WHAT IS BEING ASKED >>
Give the count of lines that include the string "JSON". Add nothing to it.

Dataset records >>

=-=-=

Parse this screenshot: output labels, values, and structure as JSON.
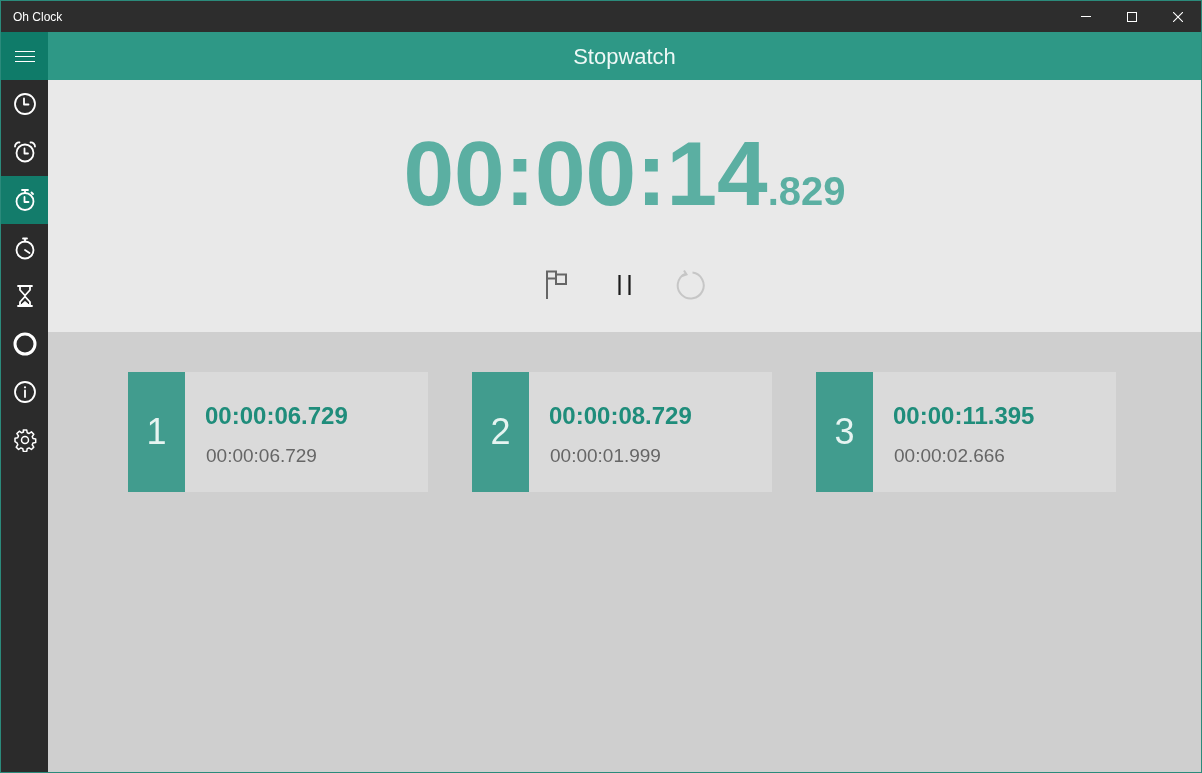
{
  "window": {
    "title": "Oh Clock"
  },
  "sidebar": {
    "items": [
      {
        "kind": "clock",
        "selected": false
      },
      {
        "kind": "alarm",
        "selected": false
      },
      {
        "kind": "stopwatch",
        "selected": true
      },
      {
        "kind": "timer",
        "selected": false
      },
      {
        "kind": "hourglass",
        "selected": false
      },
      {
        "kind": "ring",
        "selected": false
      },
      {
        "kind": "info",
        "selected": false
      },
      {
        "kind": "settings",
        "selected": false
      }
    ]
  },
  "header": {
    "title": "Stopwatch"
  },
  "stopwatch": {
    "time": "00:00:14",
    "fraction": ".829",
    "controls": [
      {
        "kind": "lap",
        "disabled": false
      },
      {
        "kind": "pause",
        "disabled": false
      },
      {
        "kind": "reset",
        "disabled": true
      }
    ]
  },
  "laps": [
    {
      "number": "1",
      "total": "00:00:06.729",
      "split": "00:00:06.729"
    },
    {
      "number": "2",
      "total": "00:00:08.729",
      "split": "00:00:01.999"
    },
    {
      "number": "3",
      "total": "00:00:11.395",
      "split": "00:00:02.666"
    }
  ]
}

=-=-=

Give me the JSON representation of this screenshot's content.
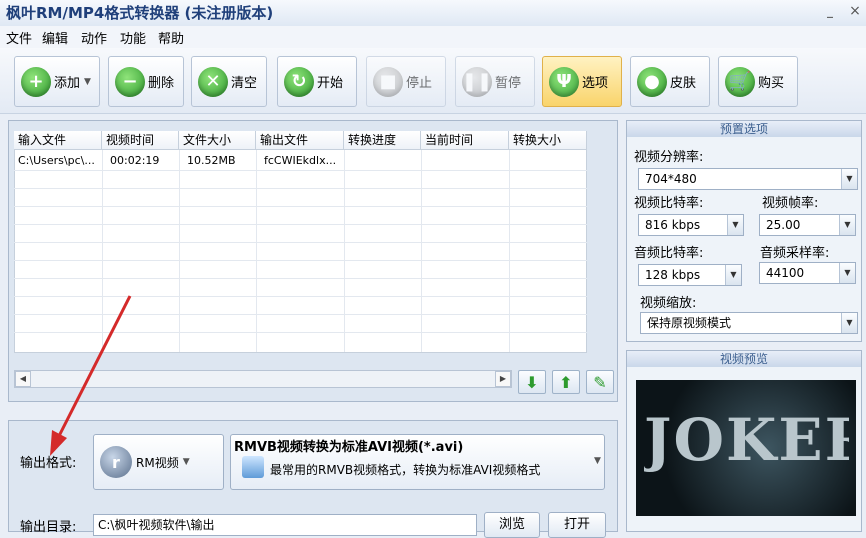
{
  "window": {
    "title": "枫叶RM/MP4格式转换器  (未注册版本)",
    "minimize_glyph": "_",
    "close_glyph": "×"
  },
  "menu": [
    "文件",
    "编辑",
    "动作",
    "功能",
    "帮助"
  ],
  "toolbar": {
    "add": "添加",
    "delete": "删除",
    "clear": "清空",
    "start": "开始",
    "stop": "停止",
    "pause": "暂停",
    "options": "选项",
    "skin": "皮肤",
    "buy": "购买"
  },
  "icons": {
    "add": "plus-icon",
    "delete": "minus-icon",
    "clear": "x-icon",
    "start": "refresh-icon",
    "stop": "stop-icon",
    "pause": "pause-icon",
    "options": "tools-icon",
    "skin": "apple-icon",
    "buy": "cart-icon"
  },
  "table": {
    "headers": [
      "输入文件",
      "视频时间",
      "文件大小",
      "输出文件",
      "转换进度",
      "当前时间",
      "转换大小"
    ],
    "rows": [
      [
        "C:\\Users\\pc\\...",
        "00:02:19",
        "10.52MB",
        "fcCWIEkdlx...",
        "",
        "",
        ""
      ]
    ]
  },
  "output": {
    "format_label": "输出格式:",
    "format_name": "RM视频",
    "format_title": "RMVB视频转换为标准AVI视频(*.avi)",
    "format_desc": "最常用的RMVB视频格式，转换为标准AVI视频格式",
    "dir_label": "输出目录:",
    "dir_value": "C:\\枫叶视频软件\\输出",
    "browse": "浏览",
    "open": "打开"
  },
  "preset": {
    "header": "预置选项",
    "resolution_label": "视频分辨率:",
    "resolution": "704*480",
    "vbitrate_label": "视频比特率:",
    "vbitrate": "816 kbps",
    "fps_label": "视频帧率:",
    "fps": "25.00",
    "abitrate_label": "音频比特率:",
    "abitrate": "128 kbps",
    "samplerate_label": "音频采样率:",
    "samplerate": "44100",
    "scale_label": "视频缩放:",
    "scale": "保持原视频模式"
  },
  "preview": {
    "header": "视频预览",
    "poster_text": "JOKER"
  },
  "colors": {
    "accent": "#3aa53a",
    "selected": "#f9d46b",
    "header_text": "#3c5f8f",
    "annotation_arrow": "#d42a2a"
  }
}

=-=-=

EXPECTED OUTPUT >>
2